# EXERCISE DIRECTIONS
Among the entries, which lines carry the string "name"? Copy each of them.

# SUPPLIED MATERIAL
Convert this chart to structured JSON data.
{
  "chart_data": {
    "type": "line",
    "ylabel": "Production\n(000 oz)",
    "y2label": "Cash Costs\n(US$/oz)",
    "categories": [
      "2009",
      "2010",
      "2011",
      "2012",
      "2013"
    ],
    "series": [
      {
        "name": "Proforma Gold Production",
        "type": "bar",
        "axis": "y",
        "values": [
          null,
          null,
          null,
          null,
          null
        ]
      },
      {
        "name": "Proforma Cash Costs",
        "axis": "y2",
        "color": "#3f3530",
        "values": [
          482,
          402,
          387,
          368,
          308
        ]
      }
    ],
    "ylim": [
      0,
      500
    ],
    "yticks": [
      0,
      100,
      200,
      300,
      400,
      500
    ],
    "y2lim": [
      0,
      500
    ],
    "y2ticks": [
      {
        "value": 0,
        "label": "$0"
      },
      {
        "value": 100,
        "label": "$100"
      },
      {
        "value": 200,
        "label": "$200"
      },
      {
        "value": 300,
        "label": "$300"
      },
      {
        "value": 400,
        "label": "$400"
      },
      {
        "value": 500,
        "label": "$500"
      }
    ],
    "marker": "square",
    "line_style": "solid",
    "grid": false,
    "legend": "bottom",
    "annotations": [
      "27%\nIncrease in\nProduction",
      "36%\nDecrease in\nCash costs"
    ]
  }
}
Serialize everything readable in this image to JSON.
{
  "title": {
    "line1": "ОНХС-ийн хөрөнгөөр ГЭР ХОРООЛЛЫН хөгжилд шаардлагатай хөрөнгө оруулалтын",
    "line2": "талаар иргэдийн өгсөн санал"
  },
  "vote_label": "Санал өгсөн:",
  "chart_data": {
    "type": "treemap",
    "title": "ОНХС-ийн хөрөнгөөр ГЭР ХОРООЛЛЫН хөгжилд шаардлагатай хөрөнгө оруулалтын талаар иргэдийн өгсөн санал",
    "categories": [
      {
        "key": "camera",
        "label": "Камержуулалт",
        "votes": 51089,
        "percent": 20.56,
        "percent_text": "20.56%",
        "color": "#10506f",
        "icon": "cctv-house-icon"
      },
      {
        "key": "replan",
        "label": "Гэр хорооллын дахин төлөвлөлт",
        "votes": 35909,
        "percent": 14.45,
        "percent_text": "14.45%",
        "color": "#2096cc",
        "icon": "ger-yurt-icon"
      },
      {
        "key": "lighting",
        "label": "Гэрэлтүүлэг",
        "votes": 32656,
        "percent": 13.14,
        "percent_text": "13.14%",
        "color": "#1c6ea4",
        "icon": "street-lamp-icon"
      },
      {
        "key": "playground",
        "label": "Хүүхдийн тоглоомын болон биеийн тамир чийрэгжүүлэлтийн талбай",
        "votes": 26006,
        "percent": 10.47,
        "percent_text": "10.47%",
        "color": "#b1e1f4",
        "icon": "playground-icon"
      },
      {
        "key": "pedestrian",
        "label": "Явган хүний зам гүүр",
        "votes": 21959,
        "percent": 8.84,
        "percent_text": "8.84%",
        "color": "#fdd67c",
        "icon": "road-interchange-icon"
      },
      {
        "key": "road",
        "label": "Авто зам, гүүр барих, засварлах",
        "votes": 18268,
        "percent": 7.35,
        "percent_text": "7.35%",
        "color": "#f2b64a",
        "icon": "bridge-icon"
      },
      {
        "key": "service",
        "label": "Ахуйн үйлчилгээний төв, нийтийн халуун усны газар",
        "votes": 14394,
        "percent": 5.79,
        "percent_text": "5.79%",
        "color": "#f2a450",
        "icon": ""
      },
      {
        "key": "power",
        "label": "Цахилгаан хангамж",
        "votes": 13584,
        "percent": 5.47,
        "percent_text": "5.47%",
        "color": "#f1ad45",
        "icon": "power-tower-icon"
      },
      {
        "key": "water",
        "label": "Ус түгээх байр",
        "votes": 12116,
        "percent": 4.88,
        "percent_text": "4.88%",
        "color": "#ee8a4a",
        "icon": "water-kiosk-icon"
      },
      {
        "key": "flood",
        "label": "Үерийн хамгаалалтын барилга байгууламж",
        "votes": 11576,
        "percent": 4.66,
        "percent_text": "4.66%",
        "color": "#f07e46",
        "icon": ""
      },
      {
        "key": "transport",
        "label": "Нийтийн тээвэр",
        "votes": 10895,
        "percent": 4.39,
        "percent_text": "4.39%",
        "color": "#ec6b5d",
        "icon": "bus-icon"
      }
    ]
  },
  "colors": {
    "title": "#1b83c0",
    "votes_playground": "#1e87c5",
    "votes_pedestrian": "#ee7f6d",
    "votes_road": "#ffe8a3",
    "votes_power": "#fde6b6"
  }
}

# COMPLETE OUTPUT
        "name": "Proforma Gold Production",
        "name": "Proforma Cash Costs",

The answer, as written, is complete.